* Task requirements
Pull out all lines from the listing below in which the word "this" appears.

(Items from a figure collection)
· · · · ·
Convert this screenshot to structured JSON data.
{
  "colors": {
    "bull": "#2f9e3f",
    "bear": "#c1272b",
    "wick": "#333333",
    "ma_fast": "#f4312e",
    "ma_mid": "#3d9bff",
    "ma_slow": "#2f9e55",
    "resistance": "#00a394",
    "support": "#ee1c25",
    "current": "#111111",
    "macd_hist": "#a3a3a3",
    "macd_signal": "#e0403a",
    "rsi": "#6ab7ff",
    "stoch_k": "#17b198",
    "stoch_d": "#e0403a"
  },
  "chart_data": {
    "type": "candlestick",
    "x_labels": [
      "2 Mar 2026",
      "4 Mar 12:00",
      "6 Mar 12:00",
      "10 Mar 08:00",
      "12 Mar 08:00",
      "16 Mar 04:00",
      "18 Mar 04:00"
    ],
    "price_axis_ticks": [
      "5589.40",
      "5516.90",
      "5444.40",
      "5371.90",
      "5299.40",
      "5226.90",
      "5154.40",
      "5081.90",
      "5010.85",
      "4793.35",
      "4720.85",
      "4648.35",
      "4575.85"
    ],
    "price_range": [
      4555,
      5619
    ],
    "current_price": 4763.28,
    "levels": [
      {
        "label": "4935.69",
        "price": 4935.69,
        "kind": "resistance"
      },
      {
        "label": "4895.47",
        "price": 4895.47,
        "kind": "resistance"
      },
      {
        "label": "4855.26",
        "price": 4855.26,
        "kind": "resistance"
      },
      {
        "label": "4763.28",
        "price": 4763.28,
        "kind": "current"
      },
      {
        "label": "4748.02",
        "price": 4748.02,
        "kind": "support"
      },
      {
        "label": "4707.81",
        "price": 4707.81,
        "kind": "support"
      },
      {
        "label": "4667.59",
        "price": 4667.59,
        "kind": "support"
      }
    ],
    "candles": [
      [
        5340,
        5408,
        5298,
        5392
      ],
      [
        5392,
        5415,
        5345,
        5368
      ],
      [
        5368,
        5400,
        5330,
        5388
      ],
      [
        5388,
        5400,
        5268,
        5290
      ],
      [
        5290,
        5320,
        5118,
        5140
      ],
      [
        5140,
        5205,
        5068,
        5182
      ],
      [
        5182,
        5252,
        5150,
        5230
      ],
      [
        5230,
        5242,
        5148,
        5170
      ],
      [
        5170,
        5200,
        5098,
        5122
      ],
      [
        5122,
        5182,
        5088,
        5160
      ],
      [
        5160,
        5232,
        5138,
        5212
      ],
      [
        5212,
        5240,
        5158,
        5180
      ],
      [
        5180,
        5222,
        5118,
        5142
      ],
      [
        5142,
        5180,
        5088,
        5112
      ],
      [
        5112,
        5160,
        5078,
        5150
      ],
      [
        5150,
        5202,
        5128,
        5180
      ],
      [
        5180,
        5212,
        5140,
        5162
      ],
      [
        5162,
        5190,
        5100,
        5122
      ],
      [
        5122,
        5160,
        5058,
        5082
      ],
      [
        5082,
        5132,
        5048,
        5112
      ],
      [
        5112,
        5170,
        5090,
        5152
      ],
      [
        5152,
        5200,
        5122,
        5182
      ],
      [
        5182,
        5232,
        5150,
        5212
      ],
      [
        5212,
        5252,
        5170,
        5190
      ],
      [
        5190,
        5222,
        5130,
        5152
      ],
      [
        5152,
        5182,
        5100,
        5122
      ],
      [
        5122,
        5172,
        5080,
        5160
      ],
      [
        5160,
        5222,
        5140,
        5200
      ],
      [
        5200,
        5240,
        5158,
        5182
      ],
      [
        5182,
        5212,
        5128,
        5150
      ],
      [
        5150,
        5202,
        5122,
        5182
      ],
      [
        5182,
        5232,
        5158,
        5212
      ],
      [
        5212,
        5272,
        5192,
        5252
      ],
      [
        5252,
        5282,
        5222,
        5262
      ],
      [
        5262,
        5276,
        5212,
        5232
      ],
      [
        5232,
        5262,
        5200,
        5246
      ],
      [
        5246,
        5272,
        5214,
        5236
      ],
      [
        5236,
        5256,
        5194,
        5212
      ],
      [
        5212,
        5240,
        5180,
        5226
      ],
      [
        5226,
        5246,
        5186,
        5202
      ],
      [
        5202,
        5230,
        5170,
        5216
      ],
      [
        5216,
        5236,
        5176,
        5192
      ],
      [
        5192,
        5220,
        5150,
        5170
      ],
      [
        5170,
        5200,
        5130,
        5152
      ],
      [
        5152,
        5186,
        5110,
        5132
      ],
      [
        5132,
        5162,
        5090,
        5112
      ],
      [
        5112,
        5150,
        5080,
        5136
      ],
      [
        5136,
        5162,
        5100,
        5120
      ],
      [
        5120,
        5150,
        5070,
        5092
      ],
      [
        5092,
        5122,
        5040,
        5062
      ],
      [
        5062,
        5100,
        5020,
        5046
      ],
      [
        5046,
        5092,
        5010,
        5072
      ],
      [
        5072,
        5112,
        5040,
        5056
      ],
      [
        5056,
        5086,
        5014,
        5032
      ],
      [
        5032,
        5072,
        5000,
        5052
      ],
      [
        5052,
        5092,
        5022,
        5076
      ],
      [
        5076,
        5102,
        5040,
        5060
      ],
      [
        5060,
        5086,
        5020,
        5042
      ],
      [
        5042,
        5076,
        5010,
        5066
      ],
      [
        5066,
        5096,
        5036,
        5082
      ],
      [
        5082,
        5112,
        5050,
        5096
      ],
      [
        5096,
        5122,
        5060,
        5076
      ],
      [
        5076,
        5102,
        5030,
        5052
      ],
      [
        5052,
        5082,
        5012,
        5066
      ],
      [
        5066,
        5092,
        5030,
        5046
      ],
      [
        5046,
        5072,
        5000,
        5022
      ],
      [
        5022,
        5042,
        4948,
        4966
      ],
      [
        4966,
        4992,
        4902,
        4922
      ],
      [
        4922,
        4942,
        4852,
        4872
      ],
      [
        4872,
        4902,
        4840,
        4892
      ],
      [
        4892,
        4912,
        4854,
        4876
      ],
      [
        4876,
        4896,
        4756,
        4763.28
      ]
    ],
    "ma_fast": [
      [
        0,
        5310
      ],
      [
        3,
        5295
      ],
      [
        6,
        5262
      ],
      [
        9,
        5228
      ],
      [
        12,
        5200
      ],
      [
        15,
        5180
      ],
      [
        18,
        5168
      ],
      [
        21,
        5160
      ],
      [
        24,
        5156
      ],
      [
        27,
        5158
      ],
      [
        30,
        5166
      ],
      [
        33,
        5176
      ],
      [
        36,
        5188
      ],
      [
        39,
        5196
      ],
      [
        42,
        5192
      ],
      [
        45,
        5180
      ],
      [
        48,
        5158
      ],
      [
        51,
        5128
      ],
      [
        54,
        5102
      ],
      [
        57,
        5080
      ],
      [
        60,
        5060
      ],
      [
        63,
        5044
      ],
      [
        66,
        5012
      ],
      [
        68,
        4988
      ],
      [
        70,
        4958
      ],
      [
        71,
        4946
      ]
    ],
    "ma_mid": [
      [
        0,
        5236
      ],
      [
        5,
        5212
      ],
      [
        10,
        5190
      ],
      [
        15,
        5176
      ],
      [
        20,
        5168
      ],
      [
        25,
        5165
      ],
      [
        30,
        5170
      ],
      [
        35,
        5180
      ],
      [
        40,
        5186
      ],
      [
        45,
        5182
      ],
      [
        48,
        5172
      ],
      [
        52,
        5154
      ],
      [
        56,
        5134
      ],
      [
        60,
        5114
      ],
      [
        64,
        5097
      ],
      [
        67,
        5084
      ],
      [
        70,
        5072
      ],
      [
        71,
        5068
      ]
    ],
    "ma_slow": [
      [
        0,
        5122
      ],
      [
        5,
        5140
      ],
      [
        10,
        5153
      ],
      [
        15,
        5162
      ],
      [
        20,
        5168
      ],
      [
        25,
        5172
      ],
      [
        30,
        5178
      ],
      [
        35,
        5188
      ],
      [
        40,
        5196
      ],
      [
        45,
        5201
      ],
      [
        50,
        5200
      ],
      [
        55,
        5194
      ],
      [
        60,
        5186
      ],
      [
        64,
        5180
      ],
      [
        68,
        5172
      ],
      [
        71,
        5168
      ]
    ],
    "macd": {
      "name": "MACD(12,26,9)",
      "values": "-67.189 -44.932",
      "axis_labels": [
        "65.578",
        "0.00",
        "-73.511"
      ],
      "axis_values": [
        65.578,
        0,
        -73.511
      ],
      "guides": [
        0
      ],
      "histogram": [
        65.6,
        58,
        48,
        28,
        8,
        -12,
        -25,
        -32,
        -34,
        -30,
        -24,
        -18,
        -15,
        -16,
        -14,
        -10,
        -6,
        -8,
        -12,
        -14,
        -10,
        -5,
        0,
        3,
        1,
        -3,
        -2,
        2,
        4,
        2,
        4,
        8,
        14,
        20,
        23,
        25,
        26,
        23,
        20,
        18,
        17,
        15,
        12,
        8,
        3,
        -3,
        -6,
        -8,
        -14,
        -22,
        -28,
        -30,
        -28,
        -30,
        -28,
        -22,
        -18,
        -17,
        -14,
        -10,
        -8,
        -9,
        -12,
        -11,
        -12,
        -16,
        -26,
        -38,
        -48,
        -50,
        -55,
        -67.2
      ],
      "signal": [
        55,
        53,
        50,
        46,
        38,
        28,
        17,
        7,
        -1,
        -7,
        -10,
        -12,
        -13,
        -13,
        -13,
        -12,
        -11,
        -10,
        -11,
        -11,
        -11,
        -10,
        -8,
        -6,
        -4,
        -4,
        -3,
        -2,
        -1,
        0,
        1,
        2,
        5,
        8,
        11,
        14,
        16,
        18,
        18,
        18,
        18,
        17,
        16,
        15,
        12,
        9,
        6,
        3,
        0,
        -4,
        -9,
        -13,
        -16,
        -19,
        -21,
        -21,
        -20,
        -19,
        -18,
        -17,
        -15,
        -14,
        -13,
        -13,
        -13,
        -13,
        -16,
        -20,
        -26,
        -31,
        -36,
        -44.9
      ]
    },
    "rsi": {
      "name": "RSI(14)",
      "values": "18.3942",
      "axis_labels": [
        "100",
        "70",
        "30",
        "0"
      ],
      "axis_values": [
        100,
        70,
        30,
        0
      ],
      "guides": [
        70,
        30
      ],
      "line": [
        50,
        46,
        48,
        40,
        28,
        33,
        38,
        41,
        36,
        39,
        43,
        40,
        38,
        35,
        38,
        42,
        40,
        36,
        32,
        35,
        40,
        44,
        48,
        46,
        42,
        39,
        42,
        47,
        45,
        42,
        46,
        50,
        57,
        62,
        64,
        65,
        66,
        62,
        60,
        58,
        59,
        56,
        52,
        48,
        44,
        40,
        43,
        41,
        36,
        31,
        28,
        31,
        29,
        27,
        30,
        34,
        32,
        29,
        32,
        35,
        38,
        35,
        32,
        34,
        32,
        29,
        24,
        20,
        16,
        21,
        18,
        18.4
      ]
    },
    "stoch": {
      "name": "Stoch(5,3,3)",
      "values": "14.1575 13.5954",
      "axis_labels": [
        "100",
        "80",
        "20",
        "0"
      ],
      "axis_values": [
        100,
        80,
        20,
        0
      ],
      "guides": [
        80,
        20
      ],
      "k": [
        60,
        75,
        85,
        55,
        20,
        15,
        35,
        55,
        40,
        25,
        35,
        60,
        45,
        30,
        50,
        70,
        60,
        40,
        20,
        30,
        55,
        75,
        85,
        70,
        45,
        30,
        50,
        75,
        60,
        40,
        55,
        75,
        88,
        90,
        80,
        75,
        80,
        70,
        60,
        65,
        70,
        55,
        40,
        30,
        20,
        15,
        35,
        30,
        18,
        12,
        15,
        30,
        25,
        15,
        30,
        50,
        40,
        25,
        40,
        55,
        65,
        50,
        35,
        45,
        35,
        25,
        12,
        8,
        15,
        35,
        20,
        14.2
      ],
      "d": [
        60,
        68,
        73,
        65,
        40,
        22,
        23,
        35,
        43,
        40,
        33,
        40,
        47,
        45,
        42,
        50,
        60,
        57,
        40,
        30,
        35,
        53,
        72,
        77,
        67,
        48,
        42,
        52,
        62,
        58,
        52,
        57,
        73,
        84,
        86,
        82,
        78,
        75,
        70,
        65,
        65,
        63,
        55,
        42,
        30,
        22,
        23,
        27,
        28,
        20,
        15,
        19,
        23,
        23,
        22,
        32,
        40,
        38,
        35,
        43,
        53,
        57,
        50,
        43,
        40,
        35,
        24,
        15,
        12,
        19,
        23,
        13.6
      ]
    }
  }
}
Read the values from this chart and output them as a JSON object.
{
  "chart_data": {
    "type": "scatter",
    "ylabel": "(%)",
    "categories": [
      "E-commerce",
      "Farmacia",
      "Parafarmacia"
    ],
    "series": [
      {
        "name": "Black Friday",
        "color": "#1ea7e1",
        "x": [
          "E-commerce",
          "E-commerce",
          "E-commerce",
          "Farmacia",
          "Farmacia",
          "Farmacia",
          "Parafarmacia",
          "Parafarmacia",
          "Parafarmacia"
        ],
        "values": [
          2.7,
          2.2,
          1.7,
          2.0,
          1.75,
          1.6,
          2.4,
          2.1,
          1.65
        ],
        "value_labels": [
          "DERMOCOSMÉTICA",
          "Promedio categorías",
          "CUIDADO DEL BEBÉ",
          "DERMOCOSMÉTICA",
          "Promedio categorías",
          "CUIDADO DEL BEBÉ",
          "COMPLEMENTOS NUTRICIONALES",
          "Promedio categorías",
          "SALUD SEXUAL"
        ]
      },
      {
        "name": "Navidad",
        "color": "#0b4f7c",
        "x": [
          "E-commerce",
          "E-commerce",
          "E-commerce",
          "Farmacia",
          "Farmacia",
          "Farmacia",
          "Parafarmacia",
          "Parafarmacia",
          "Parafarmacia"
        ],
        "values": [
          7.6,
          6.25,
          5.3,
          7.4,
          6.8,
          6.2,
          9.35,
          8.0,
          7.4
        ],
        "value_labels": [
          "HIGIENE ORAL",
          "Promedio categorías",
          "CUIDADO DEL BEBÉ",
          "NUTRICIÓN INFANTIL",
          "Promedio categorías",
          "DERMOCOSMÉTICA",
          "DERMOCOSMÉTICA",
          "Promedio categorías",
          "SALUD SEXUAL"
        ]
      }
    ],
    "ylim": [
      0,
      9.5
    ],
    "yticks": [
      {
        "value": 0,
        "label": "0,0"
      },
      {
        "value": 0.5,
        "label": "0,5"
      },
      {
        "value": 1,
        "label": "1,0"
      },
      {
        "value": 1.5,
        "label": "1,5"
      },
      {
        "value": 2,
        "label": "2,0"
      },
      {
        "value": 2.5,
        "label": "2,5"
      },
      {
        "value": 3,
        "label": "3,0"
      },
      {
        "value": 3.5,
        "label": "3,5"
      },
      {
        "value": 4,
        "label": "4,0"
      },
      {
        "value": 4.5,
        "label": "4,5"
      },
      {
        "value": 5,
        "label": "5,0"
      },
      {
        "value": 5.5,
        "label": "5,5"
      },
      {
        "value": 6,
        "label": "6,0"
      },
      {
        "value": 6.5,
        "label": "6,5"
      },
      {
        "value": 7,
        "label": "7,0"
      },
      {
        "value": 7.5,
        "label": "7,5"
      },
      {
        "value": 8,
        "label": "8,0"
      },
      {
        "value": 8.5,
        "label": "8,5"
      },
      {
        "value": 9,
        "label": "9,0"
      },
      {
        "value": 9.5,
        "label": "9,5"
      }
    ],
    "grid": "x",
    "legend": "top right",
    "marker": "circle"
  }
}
· · · · ·
* The response
Convert this screenshot to structured JSON data.
Read the values from this chart and output them as a JSON object.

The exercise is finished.